Top of DATA IN THIS EXERCISE
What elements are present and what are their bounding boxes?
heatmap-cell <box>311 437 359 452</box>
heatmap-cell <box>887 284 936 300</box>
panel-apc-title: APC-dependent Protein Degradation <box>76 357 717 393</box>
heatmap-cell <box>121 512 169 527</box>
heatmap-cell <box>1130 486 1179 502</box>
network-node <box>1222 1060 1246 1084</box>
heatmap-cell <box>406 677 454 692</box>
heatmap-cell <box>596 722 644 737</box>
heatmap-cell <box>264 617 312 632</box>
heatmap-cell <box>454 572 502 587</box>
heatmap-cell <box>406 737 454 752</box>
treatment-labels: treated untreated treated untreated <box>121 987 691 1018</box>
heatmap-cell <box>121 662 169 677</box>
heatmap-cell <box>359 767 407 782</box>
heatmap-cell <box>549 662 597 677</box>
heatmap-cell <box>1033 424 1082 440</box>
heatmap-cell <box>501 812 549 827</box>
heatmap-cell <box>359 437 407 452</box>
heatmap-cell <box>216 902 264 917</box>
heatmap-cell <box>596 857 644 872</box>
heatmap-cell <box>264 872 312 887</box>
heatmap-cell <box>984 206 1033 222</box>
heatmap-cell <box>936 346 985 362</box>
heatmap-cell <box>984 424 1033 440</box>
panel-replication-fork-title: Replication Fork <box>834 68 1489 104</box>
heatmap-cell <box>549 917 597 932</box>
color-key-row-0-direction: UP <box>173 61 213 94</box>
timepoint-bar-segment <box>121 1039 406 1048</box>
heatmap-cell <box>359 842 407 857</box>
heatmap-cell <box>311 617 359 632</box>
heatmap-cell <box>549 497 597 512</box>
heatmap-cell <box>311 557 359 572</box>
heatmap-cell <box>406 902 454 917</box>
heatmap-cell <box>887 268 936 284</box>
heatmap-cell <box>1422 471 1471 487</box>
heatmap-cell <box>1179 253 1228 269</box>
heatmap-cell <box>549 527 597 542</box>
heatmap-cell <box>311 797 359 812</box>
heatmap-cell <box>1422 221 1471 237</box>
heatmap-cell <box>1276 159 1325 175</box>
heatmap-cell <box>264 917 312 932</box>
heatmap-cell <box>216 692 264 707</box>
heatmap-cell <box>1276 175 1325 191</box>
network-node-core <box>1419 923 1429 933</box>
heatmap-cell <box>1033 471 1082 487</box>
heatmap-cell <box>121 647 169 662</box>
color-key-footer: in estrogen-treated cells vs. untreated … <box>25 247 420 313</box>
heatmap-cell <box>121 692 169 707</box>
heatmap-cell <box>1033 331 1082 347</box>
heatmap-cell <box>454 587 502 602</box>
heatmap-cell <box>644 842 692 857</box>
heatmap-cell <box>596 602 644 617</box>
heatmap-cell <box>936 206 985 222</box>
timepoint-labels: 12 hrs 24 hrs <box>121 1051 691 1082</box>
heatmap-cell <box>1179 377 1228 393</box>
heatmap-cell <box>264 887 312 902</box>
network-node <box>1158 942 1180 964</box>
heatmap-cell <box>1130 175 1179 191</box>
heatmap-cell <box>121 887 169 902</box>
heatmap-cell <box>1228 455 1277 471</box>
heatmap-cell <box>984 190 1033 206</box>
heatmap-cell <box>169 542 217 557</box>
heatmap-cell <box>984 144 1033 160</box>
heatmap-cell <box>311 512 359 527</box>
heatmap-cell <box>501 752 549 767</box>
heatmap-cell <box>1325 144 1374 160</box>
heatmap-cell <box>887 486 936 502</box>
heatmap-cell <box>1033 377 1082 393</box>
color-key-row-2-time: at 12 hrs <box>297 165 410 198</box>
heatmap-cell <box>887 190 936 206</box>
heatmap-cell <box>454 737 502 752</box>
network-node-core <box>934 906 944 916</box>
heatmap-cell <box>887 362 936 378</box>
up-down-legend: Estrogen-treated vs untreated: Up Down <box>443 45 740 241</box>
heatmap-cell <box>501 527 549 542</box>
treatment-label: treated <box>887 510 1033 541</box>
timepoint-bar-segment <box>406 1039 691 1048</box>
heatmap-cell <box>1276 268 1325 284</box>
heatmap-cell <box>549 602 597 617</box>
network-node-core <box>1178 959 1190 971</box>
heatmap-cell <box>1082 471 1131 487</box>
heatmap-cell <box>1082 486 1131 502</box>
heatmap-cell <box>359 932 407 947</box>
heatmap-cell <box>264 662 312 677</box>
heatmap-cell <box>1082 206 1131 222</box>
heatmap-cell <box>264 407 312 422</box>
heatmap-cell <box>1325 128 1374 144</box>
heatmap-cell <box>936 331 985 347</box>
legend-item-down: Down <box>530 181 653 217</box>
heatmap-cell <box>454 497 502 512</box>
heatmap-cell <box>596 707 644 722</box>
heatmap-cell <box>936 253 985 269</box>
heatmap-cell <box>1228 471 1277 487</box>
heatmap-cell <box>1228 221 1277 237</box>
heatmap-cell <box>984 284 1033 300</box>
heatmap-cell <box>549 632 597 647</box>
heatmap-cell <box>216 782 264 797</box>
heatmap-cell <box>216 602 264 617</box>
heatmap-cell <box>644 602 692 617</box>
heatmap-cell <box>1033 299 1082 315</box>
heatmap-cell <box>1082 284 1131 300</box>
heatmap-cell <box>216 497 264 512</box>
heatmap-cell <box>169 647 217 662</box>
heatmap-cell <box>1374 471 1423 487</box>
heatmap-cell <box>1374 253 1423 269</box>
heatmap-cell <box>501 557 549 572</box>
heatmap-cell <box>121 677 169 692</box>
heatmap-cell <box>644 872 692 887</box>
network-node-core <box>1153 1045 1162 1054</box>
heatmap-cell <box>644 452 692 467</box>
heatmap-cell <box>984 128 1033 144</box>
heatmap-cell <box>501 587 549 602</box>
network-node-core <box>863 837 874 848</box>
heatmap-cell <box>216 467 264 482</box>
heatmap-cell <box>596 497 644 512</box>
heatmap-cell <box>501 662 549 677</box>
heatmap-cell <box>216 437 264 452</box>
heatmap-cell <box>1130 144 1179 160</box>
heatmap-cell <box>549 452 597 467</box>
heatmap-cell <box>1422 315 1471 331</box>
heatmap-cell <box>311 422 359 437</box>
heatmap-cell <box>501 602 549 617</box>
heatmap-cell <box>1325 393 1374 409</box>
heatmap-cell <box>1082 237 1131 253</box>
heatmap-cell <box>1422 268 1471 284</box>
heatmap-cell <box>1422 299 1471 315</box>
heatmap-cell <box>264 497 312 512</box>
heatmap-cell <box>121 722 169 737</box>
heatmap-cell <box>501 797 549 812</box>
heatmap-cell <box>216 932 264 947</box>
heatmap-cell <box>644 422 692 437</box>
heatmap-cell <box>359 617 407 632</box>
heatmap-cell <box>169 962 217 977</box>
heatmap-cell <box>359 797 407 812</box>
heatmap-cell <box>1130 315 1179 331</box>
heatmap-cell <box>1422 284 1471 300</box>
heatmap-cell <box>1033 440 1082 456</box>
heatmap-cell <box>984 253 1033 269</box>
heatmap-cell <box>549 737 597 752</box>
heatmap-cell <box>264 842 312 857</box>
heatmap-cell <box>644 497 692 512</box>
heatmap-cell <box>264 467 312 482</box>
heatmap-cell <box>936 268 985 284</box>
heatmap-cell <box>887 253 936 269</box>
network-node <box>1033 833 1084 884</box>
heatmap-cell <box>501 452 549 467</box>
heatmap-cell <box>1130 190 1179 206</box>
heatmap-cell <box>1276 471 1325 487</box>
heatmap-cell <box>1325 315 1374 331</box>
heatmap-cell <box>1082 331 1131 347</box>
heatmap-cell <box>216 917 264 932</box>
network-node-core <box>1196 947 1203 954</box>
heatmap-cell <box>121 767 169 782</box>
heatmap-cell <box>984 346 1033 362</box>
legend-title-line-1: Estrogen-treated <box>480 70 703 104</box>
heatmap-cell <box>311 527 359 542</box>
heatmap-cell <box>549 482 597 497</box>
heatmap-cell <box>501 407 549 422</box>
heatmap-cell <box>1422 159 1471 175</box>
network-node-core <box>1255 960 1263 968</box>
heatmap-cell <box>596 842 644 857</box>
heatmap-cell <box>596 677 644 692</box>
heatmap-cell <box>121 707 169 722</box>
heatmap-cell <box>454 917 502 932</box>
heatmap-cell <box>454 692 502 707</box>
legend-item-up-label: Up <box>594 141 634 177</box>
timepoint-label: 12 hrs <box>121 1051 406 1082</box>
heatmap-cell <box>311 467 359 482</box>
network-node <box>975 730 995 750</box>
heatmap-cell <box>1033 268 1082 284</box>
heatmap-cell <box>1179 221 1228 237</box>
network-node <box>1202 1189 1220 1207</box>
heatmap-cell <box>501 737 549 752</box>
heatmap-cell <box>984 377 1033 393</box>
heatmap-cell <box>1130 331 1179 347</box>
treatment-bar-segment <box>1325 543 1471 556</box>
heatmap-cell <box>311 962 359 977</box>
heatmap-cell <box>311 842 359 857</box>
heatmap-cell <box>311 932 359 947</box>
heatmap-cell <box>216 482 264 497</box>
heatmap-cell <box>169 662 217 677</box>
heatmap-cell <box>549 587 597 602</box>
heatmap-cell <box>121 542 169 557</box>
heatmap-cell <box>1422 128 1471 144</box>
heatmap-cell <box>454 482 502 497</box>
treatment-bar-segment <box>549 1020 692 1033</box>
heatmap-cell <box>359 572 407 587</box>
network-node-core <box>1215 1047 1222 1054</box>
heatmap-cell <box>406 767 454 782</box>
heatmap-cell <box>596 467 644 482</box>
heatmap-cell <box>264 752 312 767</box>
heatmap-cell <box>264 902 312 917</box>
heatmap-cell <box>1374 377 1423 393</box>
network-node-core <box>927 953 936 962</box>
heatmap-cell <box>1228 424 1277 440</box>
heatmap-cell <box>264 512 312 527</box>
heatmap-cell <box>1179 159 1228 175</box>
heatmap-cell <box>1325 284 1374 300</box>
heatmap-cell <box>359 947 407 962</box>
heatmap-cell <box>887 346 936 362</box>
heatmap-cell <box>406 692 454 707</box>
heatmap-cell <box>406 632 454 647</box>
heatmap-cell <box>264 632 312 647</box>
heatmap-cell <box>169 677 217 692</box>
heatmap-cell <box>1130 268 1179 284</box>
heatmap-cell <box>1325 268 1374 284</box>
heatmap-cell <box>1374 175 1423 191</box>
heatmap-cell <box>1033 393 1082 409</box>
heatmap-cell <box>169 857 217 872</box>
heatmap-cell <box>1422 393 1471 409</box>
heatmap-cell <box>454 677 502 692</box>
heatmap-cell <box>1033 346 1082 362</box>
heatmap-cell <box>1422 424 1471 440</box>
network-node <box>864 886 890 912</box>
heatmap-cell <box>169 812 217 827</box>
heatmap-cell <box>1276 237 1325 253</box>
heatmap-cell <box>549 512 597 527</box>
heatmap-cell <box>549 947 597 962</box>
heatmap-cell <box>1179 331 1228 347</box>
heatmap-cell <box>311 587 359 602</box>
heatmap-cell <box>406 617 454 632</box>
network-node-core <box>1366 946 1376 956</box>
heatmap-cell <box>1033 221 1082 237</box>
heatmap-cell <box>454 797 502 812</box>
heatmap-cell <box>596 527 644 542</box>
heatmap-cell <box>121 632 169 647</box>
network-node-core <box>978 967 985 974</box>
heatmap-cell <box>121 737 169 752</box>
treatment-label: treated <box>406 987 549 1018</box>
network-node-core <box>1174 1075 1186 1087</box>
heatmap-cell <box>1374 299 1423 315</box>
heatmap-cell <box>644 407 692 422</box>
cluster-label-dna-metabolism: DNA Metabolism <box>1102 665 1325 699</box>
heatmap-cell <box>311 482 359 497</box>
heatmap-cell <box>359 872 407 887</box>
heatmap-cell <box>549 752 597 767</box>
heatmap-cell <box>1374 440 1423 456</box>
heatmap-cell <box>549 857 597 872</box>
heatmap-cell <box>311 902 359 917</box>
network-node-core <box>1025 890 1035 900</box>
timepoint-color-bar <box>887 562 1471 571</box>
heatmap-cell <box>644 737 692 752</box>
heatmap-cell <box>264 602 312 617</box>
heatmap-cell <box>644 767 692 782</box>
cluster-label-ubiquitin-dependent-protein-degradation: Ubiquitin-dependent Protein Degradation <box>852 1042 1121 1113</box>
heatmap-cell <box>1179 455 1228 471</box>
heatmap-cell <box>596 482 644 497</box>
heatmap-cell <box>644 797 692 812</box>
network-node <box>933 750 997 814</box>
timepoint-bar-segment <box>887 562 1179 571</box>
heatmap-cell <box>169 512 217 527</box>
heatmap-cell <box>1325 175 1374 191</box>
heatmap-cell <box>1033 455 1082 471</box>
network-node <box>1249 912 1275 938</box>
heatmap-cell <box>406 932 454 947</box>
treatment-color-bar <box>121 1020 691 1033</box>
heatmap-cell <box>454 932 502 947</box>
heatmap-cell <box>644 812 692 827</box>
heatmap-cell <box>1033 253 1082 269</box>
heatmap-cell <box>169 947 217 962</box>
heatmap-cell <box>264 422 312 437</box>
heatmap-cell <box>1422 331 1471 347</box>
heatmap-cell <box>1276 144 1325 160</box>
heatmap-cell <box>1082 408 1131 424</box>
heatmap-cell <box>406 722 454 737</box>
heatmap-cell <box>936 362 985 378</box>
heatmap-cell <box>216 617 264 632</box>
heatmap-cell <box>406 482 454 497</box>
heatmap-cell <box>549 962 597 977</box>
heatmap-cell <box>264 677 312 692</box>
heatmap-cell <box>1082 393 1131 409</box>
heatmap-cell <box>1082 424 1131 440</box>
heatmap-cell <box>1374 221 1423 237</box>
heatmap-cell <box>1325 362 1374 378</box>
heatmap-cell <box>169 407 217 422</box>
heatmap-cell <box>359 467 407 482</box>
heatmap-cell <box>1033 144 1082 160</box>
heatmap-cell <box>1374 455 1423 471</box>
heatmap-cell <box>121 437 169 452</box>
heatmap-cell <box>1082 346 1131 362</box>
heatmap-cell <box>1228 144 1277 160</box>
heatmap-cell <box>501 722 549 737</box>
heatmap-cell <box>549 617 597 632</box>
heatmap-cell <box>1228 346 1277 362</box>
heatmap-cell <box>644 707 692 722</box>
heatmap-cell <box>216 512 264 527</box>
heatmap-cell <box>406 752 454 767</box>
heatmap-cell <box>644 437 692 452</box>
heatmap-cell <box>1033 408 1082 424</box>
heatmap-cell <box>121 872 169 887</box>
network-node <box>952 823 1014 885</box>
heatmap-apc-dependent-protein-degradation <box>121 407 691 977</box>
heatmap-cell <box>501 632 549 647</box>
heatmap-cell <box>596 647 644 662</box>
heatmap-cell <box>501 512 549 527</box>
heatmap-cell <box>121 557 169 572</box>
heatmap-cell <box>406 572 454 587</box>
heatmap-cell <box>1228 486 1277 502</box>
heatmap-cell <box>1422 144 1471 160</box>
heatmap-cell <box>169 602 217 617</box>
Bottom of DATA IN THIS EXERCISE
» REQUIREMENT
Lines that contain "treated" are the result; find them in the entries above and copy each one.

» RESPONSE BOX
treatment-labels: treated untreated treated untreated <box>121 987 691 1018</box>
color-key-footer: in estrogen-treated cells vs. untreated … <box>25 247 420 313</box>
up-down-legend: Estrogen-treated vs untreated: Up Down <box>443 45 740 241</box>
treatment-label: treated <box>887 510 1033 541</box>
legend-title-line-1: Estrogen-treated <box>480 70 703 104</box>
treatment-label: treated <box>406 987 549 1018</box>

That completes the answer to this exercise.